What is required:
Reproduce the entries below in full, word for word.

Dataset excerpts
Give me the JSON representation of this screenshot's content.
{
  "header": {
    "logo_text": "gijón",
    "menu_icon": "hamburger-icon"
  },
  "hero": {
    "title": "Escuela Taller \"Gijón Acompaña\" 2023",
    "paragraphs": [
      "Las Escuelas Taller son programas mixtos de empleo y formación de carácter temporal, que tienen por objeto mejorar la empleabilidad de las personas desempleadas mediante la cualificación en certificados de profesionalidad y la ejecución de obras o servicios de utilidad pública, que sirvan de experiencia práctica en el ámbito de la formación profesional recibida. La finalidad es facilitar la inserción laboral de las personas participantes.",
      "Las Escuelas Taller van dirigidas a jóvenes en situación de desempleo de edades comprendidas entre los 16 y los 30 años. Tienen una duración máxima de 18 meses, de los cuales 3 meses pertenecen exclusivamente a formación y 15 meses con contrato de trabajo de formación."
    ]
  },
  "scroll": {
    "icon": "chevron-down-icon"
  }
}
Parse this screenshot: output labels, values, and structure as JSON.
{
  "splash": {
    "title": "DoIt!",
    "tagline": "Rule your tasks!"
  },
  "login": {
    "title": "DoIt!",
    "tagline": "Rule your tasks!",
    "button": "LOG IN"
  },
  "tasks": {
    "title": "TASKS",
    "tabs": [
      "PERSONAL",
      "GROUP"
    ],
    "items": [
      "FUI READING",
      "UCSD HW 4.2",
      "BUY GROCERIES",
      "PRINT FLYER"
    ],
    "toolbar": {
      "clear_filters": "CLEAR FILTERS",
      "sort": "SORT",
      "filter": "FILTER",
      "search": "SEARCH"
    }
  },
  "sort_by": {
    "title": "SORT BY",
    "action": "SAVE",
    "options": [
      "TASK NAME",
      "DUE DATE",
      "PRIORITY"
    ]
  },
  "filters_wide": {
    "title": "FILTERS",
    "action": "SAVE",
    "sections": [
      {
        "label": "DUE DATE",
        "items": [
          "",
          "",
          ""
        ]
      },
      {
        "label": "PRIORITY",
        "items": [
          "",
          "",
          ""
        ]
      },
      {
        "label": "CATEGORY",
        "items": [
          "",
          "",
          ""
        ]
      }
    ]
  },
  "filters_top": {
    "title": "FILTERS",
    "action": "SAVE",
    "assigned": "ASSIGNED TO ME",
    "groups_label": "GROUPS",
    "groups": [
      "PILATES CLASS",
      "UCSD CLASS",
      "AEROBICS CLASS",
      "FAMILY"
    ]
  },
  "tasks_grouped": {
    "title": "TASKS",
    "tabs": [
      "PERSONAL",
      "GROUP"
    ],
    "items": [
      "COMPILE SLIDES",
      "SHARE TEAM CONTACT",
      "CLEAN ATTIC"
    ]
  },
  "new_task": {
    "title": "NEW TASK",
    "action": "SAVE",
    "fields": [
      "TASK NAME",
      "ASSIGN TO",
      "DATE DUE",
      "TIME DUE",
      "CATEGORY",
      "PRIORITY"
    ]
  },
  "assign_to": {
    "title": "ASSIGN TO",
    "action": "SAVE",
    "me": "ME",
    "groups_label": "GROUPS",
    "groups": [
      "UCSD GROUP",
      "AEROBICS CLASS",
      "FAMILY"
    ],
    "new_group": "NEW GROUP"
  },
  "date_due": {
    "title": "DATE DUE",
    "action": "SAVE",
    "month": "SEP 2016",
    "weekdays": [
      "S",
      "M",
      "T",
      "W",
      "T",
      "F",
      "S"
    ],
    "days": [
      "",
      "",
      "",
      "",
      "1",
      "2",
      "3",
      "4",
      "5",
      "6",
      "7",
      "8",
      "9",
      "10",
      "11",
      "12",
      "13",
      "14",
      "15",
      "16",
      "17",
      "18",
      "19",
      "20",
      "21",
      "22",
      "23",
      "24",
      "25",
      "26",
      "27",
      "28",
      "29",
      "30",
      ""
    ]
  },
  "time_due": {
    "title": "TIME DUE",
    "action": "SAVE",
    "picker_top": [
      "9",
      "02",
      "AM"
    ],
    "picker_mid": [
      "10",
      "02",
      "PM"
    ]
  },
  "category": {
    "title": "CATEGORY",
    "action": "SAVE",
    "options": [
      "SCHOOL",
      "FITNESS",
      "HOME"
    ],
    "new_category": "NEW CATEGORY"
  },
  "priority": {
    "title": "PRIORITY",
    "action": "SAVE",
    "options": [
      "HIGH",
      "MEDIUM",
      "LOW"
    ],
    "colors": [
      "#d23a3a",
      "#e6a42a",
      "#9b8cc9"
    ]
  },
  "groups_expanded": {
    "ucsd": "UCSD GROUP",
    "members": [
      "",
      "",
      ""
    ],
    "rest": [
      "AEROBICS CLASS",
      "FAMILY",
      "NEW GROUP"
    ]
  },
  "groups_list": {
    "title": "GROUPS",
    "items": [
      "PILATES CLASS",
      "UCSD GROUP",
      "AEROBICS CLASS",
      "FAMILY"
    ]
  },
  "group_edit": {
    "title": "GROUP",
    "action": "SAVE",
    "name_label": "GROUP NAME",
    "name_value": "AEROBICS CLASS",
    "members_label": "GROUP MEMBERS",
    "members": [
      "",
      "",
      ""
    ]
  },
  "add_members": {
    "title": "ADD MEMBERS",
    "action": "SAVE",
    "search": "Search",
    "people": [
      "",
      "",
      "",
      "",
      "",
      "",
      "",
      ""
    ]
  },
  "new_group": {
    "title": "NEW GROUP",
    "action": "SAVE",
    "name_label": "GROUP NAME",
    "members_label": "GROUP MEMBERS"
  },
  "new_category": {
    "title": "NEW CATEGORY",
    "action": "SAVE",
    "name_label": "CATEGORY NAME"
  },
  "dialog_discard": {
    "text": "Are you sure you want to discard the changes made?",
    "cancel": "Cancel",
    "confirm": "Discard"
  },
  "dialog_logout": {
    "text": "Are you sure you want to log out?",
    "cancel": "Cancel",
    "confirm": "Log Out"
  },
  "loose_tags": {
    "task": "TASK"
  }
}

The output:
Give me the JSON representation of this screenshot's content.
{
  "header": {
    "logo_text": "gijón",
    "menu_icon": "hamburger-icon"
  },
  "hero": {
    "title": "Escuela Taller \"Gijón Acompaña\" 2023",
    "paragraphs": [
      "Las Escuelas Taller son programas mixtos de empleo y formación de carácter temporal, que tienen por objeto mejorar la empleabilidad de las personas desempleadas mediante la cualificación en certificados de profesionalidad y la ejecución de obras o servicios de utilidad pública, que sirvan de experiencia práctica en el ámbito de la formación profesional recibida. La finalidad es facilitar la inserción laboral de las personas participantes.",
      "Las Escuelas Taller van dirigidas a jóvenes en situación de desempleo de edades comprendidas entre los 16 y los 30 años. Tienen una duración máxima de 18 meses, de los cuales 3 meses pertenecen exclusivamente a formación y 15 meses con contrato de trabajo de formación."
    ]
  },
  "scroll": {
    "icon": "chevron-down-icon"
  }
}
Parse this screenshot: output labels, values, and structure as JSON.
{
  "splash": {
    "title": "DoIt!",
    "tagline": "Rule your tasks!"
  },
  "login": {
    "title": "DoIt!",
    "tagline": "Rule your tasks!",
    "button": "LOG IN"
  },
  "tasks": {
    "title": "TASKS",
    "tabs": [
      "PERSONAL",
      "GROUP"
    ],
    "items": [
      "FUI READING",
      "UCSD HW 4.2",
      "BUY GROCERIES",
      "PRINT FLYER"
    ],
    "toolbar": {
      "clear_filters": "CLEAR FILTERS",
      "sort": "SORT",
      "filter": "FILTER",
      "search": "SEARCH"
    }
  },
  "sort_by": {
    "title": "SORT BY",
    "action": "SAVE",
    "options": [
      "TASK NAME",
      "DUE DATE",
      "PRIORITY"
    ]
  },
  "filters_wide": {
    "title": "FILTERS",
    "action": "SAVE",
    "sections": [
      {
        "label": "DUE DATE",
        "items": [
          "",
          "",
          ""
        ]
      },
      {
        "label": "PRIORITY",
        "items": [
          "",
          "",
          ""
        ]
      },
      {
        "label": "CATEGORY",
        "items": [
          "",
          "",
          ""
        ]
      }
    ]
  },
  "filters_top": {
    "title": "FILTERS",
    "action": "SAVE",
    "assigned": "ASSIGNED TO ME",
    "groups_label": "GROUPS",
    "groups": [
      "PILATES CLASS",
      "UCSD CLASS",
      "AEROBICS CLASS",
      "FAMILY"
    ]
  },
  "tasks_grouped": {
    "title": "TASKS",
    "tabs": [
      "PERSONAL",
      "GROUP"
    ],
    "items": [
      "COMPILE SLIDES",
      "SHARE TEAM CONTACT",
      "CLEAN ATTIC"
    ]
  },
  "new_task": {
    "title": "NEW TASK",
    "action": "SAVE",
    "fields": [
      "TASK NAME",
      "ASSIGN TO",
      "DATE DUE",
      "TIME DUE",
      "CATEGORY",
      "PRIORITY"
    ]
  },
  "assign_to": {
    "title": "ASSIGN TO",
    "action": "SAVE",
    "me": "ME",
    "groups_label": "GROUPS",
    "groups": [
      "UCSD GROUP",
      "AEROBICS CLASS",
      "FAMILY"
    ],
    "new_group": "NEW GROUP"
  },
  "date_due": {
    "title": "DATE DUE",
    "action": "SAVE",
    "month": "SEP 2016",
    "weekdays": [
      "S",
      "M",
      "T",
      "W",
      "T",
      "F",
      "S"
    ],
    "days": [
      "",
      "",
      "",
      "",
      "1",
      "2",
      "3",
      "4",
      "5",
      "6",
      "7",
      "8",
      "9",
      "10",
      "11",
      "12",
      "13",
      "14",
      "15",
      "16",
      "17",
      "18",
      "19",
      "20",
      "21",
      "22",
      "23",
      "24",
      "25",
      "26",
      "27",
      "28",
      "29",
      "30",
      ""
    ]
  },
  "time_due": {
    "title": "TIME DUE",
    "action": "SAVE",
    "picker_top": [
      "9",
      "02",
      "AM"
    ],
    "picker_mid": [
      "10",
      "02",
      "PM"
    ]
  },
  "category": {
    "title": "CATEGORY",
    "action": "SAVE",
    "options": [
      "SCHOOL",
      "FITNESS",
      "HOME"
    ],
    "new_category": "NEW CATEGORY"
  },
  "priority": {
    "title": "PRIORITY",
    "action": "SAVE",
    "options": [
      "HIGH",
      "MEDIUM",
      "LOW"
    ],
    "colors": [
      "#d23a3a",
      "#e6a42a",
      "#9b8cc9"
    ]
  },
  "groups_expanded": {
    "ucsd": "UCSD GROUP",
    "members": [
      "",
      "",
      ""
    ],
    "rest": [
      "AEROBICS CLASS",
      "FAMILY",
      "NEW GROUP"
    ]
  },
  "groups_list": {
    "title": "GROUPS",
    "items": [
      "PILATES CLASS",
      "UCSD GROUP",
      "AEROBICS CLASS",
      "FAMILY"
    ]
  },
  "group_edit": {
    "title": "GROUP",
    "action": "SAVE",
    "name_label": "GROUP NAME",
    "name_value": "AEROBICS CLASS",
    "members_label": "GROUP MEMBERS",
    "members": [
      "",
      "",
      ""
    ]
  },
  "add_members": {
    "title": "ADD MEMBERS",
    "action": "SAVE",
    "search": "Search",
    "people": [
      "",
      "",
      "",
      "",
      "",
      "",
      "",
      ""
    ]
  },
  "new_group": {
    "title": "NEW GROUP",
    "action": "SAVE",
    "name_label": "GROUP NAME",
    "members_label": "GROUP MEMBERS"
  },
  "new_category": {
    "title": "NEW CATEGORY",
    "action": "SAVE",
    "name_label": "CATEGORY NAME"
  },
  "dialog_discard": {
    "text": "Are you sure you want to discard the changes made?",
    "cancel": "Cancel",
    "confirm": "Discard"
  },
  "dialog_logout": {
    "text": "Are you sure you want to log out?",
    "cancel": "Cancel",
    "confirm": "Log Out"
  },
  "loose_tags": {
    "task": "TASK"
  }
}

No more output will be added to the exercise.